(Stored entries)
** START **

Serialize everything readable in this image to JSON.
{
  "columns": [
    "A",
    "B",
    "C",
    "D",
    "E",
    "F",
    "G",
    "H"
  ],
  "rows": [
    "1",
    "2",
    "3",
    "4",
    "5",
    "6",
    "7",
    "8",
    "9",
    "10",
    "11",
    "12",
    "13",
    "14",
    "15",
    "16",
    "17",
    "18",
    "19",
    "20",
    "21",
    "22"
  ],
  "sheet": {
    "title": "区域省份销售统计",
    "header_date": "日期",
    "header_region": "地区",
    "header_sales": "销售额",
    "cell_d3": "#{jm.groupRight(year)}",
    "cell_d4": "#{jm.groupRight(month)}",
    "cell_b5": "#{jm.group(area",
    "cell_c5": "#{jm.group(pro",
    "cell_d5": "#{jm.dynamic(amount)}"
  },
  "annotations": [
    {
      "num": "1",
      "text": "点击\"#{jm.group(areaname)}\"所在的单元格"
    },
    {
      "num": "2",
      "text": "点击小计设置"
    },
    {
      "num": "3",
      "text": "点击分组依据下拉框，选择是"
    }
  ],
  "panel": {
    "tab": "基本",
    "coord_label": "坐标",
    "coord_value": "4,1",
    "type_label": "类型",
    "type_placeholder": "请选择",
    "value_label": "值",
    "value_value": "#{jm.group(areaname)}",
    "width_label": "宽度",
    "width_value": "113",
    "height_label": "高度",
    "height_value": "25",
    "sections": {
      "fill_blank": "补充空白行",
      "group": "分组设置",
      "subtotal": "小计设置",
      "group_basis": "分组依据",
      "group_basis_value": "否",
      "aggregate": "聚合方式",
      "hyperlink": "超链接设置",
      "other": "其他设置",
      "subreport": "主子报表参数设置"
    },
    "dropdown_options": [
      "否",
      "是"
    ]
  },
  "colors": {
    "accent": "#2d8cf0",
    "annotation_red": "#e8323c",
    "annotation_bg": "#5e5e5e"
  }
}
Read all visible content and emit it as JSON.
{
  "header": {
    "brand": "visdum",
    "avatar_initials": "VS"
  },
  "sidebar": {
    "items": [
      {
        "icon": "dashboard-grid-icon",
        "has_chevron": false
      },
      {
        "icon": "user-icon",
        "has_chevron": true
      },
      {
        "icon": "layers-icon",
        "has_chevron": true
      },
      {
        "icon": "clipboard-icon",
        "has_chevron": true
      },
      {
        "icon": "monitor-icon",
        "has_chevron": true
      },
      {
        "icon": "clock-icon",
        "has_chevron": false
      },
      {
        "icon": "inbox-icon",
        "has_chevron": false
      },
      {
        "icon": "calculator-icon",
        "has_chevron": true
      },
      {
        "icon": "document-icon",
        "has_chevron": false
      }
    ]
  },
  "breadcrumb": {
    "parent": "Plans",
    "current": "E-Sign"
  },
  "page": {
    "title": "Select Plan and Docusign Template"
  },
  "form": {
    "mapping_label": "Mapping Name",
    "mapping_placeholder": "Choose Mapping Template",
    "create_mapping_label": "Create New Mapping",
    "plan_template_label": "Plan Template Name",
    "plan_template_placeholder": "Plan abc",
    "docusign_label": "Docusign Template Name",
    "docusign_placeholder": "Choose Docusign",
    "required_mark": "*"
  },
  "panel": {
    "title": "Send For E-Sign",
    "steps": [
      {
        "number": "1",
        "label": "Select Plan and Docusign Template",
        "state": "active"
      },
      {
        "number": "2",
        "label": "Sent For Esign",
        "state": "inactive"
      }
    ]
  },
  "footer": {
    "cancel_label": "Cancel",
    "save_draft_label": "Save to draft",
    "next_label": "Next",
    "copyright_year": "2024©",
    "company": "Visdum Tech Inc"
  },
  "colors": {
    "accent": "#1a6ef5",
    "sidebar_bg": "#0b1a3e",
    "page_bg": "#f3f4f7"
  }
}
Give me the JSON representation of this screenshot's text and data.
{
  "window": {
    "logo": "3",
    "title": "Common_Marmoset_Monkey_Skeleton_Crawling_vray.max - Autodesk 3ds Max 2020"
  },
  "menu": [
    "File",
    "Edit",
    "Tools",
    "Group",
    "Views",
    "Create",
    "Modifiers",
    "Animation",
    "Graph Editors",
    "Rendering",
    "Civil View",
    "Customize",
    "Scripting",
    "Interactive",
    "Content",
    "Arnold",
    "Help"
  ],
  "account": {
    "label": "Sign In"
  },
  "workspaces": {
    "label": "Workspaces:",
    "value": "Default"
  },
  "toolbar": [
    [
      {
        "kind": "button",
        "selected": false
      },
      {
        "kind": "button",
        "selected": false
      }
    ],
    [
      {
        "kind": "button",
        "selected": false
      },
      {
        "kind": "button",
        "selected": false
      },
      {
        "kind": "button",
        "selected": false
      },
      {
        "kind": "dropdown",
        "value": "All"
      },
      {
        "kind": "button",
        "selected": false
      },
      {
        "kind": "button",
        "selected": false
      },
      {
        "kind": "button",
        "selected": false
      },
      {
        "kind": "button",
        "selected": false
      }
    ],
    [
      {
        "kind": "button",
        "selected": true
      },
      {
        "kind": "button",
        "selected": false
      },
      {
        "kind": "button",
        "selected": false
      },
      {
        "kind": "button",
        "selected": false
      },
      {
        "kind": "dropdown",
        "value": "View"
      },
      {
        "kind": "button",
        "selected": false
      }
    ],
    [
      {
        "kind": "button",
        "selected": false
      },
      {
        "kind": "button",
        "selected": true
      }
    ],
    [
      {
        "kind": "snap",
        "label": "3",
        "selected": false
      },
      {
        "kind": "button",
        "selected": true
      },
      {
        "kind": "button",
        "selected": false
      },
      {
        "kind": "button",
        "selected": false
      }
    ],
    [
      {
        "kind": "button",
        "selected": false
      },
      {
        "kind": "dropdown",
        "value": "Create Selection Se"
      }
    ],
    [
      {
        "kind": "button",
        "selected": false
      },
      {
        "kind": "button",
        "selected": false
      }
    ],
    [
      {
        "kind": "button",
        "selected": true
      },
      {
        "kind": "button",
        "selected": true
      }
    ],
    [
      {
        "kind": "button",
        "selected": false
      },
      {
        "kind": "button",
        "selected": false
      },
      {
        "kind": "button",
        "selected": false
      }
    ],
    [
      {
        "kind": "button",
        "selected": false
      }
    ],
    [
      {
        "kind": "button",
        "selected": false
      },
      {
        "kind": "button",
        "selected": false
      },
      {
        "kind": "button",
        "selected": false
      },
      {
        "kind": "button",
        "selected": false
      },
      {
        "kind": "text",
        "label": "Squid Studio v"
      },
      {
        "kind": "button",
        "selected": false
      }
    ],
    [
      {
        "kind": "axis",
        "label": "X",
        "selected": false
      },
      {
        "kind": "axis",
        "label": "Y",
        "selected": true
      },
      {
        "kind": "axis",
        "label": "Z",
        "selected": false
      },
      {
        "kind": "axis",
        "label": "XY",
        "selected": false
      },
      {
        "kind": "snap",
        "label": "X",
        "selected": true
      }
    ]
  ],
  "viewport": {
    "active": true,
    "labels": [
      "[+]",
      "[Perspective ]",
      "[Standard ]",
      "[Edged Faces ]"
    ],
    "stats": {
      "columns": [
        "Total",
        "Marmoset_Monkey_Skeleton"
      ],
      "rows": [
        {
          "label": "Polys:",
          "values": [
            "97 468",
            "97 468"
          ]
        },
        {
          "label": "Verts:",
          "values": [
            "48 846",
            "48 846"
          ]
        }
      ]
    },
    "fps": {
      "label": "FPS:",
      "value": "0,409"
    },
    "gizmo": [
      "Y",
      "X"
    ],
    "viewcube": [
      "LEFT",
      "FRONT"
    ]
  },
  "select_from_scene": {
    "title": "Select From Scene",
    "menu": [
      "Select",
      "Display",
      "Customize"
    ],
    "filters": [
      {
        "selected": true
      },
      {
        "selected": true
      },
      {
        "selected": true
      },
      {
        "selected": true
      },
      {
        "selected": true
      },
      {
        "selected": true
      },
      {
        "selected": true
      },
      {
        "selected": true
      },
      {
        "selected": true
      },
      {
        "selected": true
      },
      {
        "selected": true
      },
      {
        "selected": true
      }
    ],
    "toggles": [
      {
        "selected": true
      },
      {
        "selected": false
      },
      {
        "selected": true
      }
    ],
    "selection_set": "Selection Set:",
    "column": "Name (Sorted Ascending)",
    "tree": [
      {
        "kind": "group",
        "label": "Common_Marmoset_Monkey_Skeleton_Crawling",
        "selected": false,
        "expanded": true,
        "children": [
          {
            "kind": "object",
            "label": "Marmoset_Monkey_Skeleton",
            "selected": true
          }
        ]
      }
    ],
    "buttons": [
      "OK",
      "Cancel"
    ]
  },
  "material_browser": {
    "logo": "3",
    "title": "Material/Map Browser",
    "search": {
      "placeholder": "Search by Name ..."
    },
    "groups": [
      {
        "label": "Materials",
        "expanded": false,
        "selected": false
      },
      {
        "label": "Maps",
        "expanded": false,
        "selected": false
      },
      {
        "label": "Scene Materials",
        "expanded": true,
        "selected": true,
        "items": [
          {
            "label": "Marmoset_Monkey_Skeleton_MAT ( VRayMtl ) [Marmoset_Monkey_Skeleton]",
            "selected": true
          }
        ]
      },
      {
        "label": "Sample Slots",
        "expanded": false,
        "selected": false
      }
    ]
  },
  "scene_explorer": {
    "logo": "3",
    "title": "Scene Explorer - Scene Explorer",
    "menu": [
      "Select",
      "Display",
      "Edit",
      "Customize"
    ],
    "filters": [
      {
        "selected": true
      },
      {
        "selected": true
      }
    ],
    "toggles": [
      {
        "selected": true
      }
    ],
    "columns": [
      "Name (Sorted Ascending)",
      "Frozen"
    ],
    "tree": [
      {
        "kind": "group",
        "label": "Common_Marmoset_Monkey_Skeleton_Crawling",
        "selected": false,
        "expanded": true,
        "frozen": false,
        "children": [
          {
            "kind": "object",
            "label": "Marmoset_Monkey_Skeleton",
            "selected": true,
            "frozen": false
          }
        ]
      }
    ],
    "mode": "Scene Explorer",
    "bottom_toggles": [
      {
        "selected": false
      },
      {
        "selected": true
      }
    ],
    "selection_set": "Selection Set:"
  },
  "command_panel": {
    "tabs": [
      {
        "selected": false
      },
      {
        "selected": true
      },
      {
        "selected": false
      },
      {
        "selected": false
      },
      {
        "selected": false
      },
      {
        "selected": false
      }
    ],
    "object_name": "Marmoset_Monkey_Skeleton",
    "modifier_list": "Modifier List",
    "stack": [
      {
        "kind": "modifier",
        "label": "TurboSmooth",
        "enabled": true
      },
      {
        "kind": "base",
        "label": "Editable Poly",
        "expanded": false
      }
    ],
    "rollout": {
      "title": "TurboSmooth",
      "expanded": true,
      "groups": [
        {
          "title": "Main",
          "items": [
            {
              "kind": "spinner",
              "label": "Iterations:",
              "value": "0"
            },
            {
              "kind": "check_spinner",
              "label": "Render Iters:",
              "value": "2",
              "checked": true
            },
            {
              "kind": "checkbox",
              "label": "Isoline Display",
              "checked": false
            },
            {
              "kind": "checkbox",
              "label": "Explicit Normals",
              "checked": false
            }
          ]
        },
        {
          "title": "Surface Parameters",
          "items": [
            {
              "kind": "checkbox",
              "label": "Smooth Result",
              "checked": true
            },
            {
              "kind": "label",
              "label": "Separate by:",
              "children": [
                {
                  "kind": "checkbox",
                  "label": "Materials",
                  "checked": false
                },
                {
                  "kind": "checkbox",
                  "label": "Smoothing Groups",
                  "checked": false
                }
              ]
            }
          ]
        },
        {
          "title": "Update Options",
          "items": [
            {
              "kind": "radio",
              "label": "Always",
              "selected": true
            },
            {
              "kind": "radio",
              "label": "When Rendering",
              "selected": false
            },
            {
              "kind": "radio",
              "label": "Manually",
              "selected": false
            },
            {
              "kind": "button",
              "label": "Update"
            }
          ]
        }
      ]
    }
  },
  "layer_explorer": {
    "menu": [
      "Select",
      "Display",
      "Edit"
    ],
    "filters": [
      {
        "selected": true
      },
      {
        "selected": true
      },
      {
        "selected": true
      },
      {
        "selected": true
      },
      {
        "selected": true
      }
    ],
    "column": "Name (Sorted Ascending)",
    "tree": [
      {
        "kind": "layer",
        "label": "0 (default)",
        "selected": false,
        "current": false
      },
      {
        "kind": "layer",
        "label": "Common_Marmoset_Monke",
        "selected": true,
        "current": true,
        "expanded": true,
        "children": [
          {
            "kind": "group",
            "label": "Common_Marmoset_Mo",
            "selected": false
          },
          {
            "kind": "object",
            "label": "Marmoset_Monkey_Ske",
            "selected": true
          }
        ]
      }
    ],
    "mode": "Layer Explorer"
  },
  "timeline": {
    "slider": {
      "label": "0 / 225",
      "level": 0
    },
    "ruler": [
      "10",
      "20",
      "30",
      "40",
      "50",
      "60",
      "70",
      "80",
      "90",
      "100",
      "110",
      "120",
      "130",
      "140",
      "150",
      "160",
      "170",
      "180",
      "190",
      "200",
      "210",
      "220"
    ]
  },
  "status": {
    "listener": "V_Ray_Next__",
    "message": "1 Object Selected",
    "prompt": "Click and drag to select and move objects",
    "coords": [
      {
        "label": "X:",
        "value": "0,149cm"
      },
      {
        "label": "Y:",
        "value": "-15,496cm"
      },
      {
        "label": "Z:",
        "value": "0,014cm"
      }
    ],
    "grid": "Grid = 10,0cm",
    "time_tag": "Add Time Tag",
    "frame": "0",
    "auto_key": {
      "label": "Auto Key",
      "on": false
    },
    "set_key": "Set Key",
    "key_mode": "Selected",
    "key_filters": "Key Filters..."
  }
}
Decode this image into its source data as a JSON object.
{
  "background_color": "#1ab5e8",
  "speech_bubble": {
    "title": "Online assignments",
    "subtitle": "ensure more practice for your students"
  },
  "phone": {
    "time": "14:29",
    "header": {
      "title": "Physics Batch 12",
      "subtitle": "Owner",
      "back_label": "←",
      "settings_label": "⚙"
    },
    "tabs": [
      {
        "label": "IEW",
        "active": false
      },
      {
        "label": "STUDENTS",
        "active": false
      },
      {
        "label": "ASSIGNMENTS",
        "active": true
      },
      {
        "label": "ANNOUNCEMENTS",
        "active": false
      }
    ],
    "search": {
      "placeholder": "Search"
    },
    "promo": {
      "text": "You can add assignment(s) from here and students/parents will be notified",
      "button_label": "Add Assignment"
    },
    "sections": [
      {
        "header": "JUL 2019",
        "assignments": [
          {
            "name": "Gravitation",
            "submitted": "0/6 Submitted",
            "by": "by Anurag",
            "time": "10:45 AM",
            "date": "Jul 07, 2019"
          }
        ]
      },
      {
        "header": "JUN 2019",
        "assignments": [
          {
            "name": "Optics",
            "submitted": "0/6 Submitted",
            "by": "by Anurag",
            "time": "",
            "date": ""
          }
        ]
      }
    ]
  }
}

** END **

## Written request
Of all the lines in the material above, how many contain the word "subtitle"? Give only the count.

## Finished answer
2